*** Dataset content

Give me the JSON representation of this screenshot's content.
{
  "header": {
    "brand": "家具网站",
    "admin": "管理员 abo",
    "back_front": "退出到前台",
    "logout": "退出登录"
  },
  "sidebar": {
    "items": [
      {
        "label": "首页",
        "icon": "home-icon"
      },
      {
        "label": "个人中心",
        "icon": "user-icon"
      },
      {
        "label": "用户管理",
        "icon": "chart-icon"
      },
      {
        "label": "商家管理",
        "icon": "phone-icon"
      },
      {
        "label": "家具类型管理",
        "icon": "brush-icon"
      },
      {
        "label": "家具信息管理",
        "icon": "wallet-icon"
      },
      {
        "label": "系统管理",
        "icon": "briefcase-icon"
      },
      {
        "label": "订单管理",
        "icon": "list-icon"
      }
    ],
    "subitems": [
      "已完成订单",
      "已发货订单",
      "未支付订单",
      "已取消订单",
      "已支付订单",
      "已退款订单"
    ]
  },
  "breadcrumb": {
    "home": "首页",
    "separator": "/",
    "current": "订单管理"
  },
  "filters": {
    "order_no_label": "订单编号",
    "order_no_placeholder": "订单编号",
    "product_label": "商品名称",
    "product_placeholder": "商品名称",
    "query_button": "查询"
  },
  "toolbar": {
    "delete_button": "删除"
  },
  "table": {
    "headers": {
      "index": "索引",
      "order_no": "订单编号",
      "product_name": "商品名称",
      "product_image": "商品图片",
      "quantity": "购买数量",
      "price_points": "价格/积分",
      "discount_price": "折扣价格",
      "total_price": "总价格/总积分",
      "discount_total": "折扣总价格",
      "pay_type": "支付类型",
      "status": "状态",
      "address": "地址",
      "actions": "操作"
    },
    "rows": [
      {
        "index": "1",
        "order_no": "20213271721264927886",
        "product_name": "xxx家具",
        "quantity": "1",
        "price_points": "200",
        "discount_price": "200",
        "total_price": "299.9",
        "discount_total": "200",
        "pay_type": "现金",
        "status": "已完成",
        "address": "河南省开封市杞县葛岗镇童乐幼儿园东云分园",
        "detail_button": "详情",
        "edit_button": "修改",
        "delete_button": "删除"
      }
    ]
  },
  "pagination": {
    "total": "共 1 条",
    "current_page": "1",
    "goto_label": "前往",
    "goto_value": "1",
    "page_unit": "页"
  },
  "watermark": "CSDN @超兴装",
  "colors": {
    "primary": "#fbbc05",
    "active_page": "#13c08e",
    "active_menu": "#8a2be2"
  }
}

******

▶ **Exercise instructions**
The records above must be repeated exactly, every one of them.

▶ **Task output**
Give me the JSON representation of this screenshot's content.
{
  "header": {
    "brand": "家具网站",
    "admin": "管理员 abo",
    "back_front": "退出到前台",
    "logout": "退出登录"
  },
  "sidebar": {
    "items": [
      {
        "label": "首页",
        "icon": "home-icon"
      },
      {
        "label": "个人中心",
        "icon": "user-icon"
      },
      {
        "label": "用户管理",
        "icon": "chart-icon"
      },
      {
        "label": "商家管理",
        "icon": "phone-icon"
      },
      {
        "label": "家具类型管理",
        "icon": "brush-icon"
      },
      {
        "label": "家具信息管理",
        "icon": "wallet-icon"
      },
      {
        "label": "系统管理",
        "icon": "briefcase-icon"
      },
      {
        "label": "订单管理",
        "icon": "list-icon"
      }
    ],
    "subitems": [
      "已完成订单",
      "已发货订单",
      "未支付订单",
      "已取消订单",
      "已支付订单",
      "已退款订单"
    ]
  },
  "breadcrumb": {
    "home": "首页",
    "separator": "/",
    "current": "订单管理"
  },
  "filters": {
    "order_no_label": "订单编号",
    "order_no_placeholder": "订单编号",
    "product_label": "商品名称",
    "product_placeholder": "商品名称",
    "query_button": "查询"
  },
  "toolbar": {
    "delete_button": "删除"
  },
  "table": {
    "headers": {
      "index": "索引",
      "order_no": "订单编号",
      "product_name": "商品名称",
      "product_image": "商品图片",
      "quantity": "购买数量",
      "price_points": "价格/积分",
      "discount_price": "折扣价格",
      "total_price": "总价格/总积分",
      "discount_total": "折扣总价格",
      "pay_type": "支付类型",
      "status": "状态",
      "address": "地址",
      "actions": "操作"
    },
    "rows": [
      {
        "index": "1",
        "order_no": "20213271721264927886",
        "product_name": "xxx家具",
        "quantity": "1",
        "price_points": "200",
        "discount_price": "200",
        "total_price": "299.9",
        "discount_total": "200",
        "pay_type": "现金",
        "status": "已完成",
        "address": "河南省开封市杞县葛岗镇童乐幼儿园东云分园",
        "detail_button": "详情",
        "edit_button": "修改",
        "delete_button": "删除"
      }
    ]
  },
  "pagination": {
    "total": "共 1 条",
    "current_page": "1",
    "goto_label": "前往",
    "goto_value": "1",
    "page_unit": "页"
  },
  "watermark": "CSDN @超兴装",
  "colors": {
    "primary": "#fbbc05",
    "active_page": "#13c08e",
    "active_menu": "#8a2be2"
  }
}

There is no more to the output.